Part of a data file:
━━━━━━━━━━━━━━━━━━━━

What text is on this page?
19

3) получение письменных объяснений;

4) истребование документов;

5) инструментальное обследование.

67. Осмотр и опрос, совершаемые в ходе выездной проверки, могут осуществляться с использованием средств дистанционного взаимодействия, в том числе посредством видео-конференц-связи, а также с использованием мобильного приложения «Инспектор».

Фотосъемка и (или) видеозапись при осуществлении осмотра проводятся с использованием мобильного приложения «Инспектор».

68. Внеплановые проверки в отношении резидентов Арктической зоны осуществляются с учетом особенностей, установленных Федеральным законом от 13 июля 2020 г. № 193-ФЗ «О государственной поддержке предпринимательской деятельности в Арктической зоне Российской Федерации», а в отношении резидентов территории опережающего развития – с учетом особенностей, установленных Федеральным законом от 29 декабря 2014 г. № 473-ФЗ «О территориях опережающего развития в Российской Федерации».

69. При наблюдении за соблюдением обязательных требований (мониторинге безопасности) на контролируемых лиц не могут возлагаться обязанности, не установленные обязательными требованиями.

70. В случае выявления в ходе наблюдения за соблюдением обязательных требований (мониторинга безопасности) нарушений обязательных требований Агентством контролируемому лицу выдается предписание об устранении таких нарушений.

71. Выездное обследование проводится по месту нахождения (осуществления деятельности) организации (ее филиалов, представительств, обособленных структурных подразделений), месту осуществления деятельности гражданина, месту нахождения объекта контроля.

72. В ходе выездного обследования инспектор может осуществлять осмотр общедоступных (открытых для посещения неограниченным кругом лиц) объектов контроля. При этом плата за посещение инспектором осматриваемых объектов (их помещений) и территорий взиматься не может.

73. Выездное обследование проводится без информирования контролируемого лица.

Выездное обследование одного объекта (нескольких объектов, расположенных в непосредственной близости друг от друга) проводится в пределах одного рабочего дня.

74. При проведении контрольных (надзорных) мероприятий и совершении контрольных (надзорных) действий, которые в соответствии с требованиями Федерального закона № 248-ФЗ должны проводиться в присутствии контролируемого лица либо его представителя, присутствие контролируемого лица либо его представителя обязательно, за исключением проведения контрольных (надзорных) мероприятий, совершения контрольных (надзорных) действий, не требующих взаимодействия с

━━━━━━━━━━━━━━━━━━━━

What this task involves:
Quote every line of the data, word for word.

Answer to this problem:
What text is on this page?
19

3) получение письменных объяснений;

4) истребование документов;

5) инструментальное обследование.

67. Осмотр и опрос, совершаемые в ходе выездной проверки, могут осуществляться с использованием средств дистанционного взаимодействия, в том числе посредством видео-конференц-связи, а также с использованием мобильного приложения «Инспектор».

Фотосъемка и (или) видеозапись при осуществлении осмотра проводятся с использованием мобильного приложения «Инспектор».

68. Внеплановые проверки в отношении резидентов Арктической зоны осуществляются с учетом особенностей, установленных Федеральным законом от 13 июля 2020 г. № 193-ФЗ «О государственной поддержке предпринимательской деятельности в Арктической зоне Российской Федерации», а в отношении резидентов территории опережающего развития – с учетом особенностей, установленных Федеральным законом от 29 декабря 2014 г. № 473-ФЗ «О территориях опережающего развития в Российской Федерации».

69. При наблюдении за соблюдением обязательных требований (мониторинге безопасности) на контролируемых лиц не могут возлагаться обязанности, не установленные обязательными требованиями.

70. В случае выявления в ходе наблюдения за соблюдением обязательных требований (мониторинга безопасности) нарушений обязательных требований Агентством контролируемому лицу выдается предписание об устранении таких нарушений.

71. Выездное обследование проводится по месту нахождения (осуществления деятельности) организации (ее филиалов, представительств, обособленных структурных подразделений), месту осуществления деятельности гражданина, месту нахождения объекта контроля.

72. В ходе выездного обследования инспектор может осуществлять осмотр общедоступных (открытых для посещения неограниченным кругом лиц) объектов контроля. При этом плата за посещение инспектором осматриваемых объектов (их помещений) и территорий взиматься не может.

73. Выездное обследование проводится без информирования контролируемого лица.

Выездное обследование одного объекта (нескольких объектов, расположенных в непосредственной близости друг от друга) проводится в пределах одного рабочего дня.

74. При проведении контрольных (надзорных) мероприятий и совершении контрольных (надзорных) действий, которые в соответствии с требованиями Федерального закона № 248-ФЗ должны проводиться в присутствии контролируемого лица либо его представителя, присутствие контролируемого лица либо его представителя обязательно, за исключением проведения контрольных (надзорных) мероприятий, совершения контрольных (надзорных) действий, не требующих взаимодействия с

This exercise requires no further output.